## Aim
Write the data out again exactly, with no pictures.

## Stored records
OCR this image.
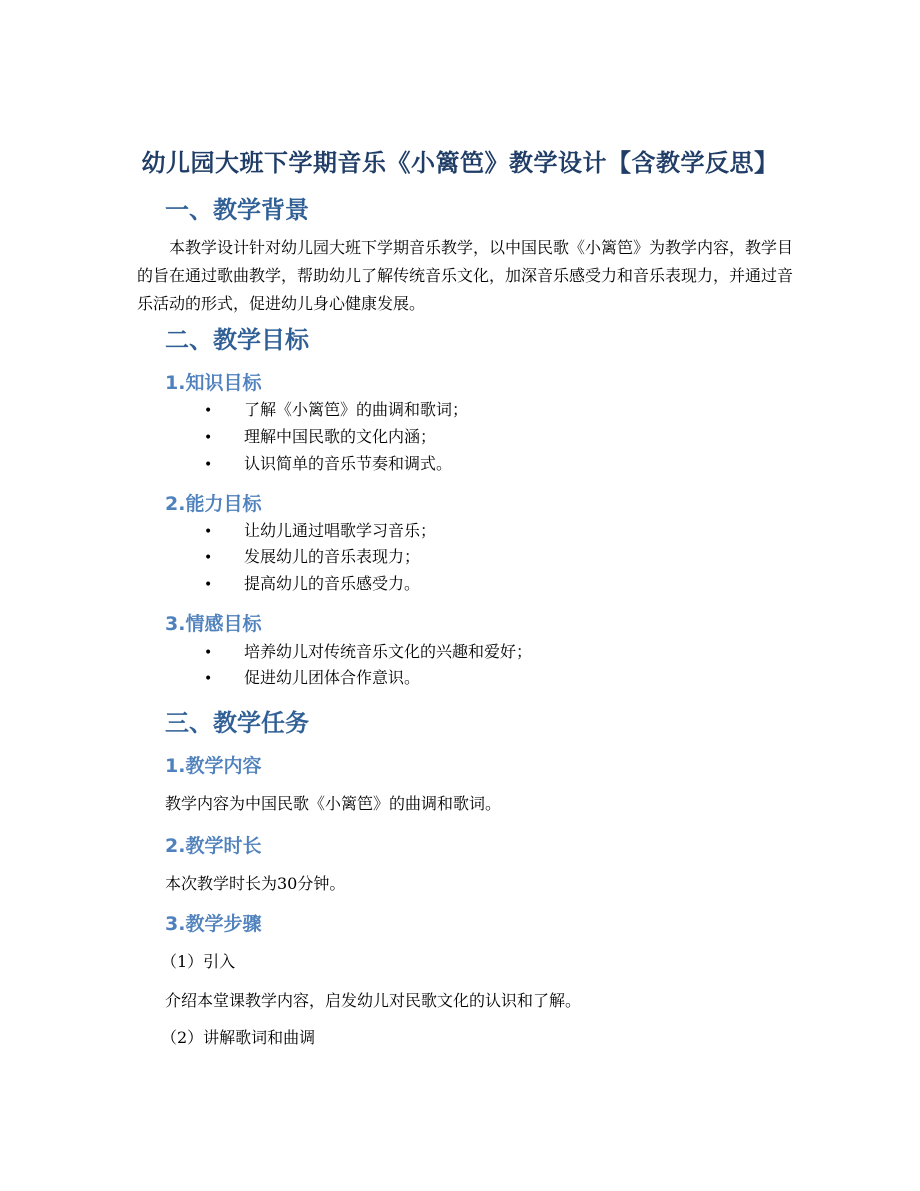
幼儿园大班下学期音乐《小篱笆》教学设计【含教学反思】
一、教学背景
本教学设计针对幼儿园大班下学期音乐教学，以中国民歌《小篱笆》为教学内容，教学目的旨在通过歌曲教学，帮助幼儿了解传统音乐文化，加深音乐感受力和音乐表现力，并通过音乐活动的形式，促进幼儿身心健康发展。
二、教学目标
1.知识目标
• 了解《小篱笆》的曲调和歌词；
• 理解中国民歌的文化内涵；
• 认识简单的音乐节奏和调式。
2.能力目标
• 让幼儿通过唱歌学习音乐；
• 发展幼儿的音乐表现力；
• 提高幼儿的音乐感受力。
3.情感目标
• 培养幼儿对传统音乐文化的兴趣和爱好；
• 促进幼儿团体合作意识。
三、教学任务
1.教学内容
教学内容为中国民歌《小篱笆》的曲调和歌词。
2.教学时长
本次教学时长为30分钟。
3.教学步骤
（1）引入
介绍本堂课教学内容，启发幼儿对民歌文化的认识和了解。
（2）讲解歌词和曲调
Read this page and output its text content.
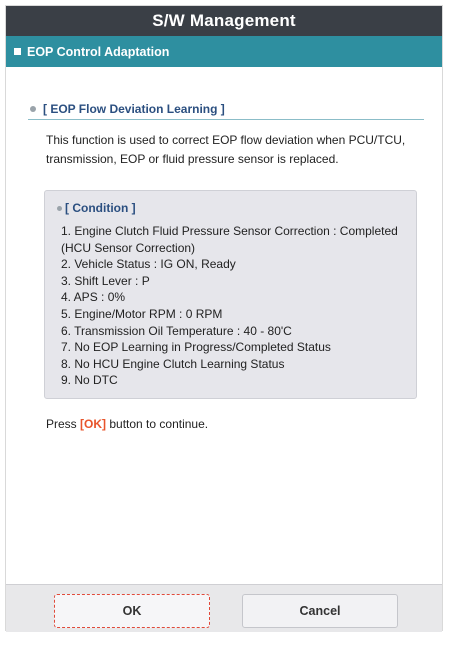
S/W Management
EOP Control Adaptation
[ EOP Flow Deviation Learning ]
This function is used to correct EOP flow deviation when PCU/TCU, transmission, EOP or fluid pressure sensor is replaced.
[ Condition ]
1. Engine Clutch Fluid Pressure Sensor Correction : Completed (HCU Sensor Correction)
2. Vehicle Status : IG ON, Ready
3. Shift Lever : P
4. APS : 0%
5. Engine/Motor RPM : 0 RPM
6. Transmission Oil Temperature : 40 - 80'C
7. No EOP Learning in Progress/Completed Status
8. No HCU Engine Clutch Learning Status
9. No DTC
Press [OK] button to continue.
OK	Cancel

## Result for this exercise
OCR this image.
幼儿园大班下学期音乐《小篱笆》教学设计【含教学反思】
一、教学背景
本教学设计针对幼儿园大班下学期音乐教学，以中国民歌《小篱笆》为教学内容，教学目的旨在通过歌曲教学，帮助幼儿了解传统音乐文化，加深音乐感受力和音乐表现力，并通过音乐活动的形式，促进幼儿身心健康发展。
二、教学目标
1.知识目标
• 了解《小篱笆》的曲调和歌词；
• 理解中国民歌的文化内涵；
• 认识简单的音乐节奏和调式。
2.能力目标
• 让幼儿通过唱歌学习音乐；
• 发展幼儿的音乐表现力；
• 提高幼儿的音乐感受力。
3.情感目标
• 培养幼儿对传统音乐文化的兴趣和爱好；
• 促进幼儿团体合作意识。
三、教学任务
1.教学内容
教学内容为中国民歌《小篱笆》的曲调和歌词。
2.教学时长
本次教学时长为30分钟。
3.教学步骤
（1）引入
介绍本堂课教学内容，启发幼儿对民歌文化的认识和了解。
（2）讲解歌词和曲调
Read this page and output its text content.
S/W Management
EOP Control Adaptation
[ EOP Flow Deviation Learning ]
This function is used to correct EOP flow deviation when PCU/TCU, transmission, EOP or fluid pressure sensor is replaced.
[ Condition ]
1. Engine Clutch Fluid Pressure Sensor Correction : Completed (HCU Sensor Correction)
2. Vehicle Status : IG ON, Ready
3. Shift Lever : P
4. APS : 0%
5. Engine/Motor RPM : 0 RPM
6. Transmission Oil Temperature : 40 - 80'C
7. No EOP Learning in Progress/Completed Status
8. No HCU Engine Clutch Learning Status
9. No DTC
Press [OK] button to continue.
OK	Cancel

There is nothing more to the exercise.